Raw data
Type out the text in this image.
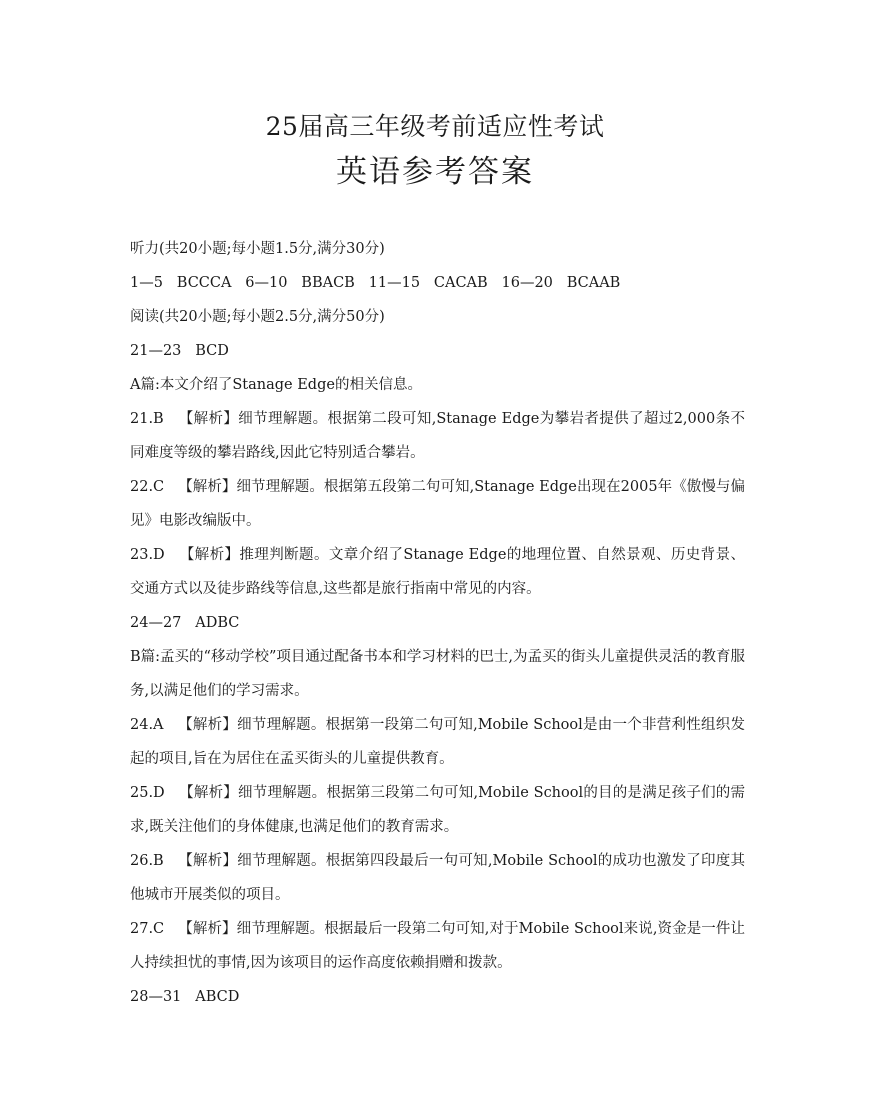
25届高三年级考前适应性考试
英语参考答案
听力(共20小题;每小题1.5分,满分30分)
1—5   BCCCA   6—10   BBACB   11—15   CACAB   16—20   BCAAB
阅读(共20小题;每小题2.5分,满分50分)
21—23   BCD
A篇:本文介绍了Stanage Edge的相关信息。
21.B   【解析】细节理解题。根据第二段可知,Stanage Edge为攀岩者提供了超过2,000条不同难度等级的攀岩路线,因此它特别适合攀岩。
22.C   【解析】细节理解题。根据第五段第二句可知,Stanage Edge出现在2005年《傲慢与偏见》电影改编版中。
23.D   【解析】推理判断题。文章介绍了Stanage Edge的地理位置、自然景观、历史背景、交通方式以及徒步路线等信息,这些都是旅行指南中常见的内容。
24—27   ADBC
B篇:孟买的“移动学校”项目通过配备书本和学习材料的巴士,为孟买的街头儿童提供灵活的教育服务,以满足他们的学习需求。
24.A   【解析】细节理解题。根据第一段第二句可知,Mobile School是由一个非营利性组织发起的项目,旨在为居住在孟买街头的儿童提供教育。
25.D   【解析】细节理解题。根据第三段第二句可知,Mobile School的目的是满足孩子们的需求,既关注他们的身体健康,也满足他们的教育需求。
26.B   【解析】细节理解题。根据第四段最后一句可知,Mobile School的成功也激发了印度其他城市开展类似的项目。
27.C   【解析】细节理解题。根据最后一段第二句可知,对于Mobile School来说,资金是一件让人持续担忧的事情,因为该项目的运作高度依赖捐赠和拨款。
28—31   ABCD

Problem to work on
Each line containing the word "细节理解题" counts once; say how many such lines there are, giving only the number.

Task output
6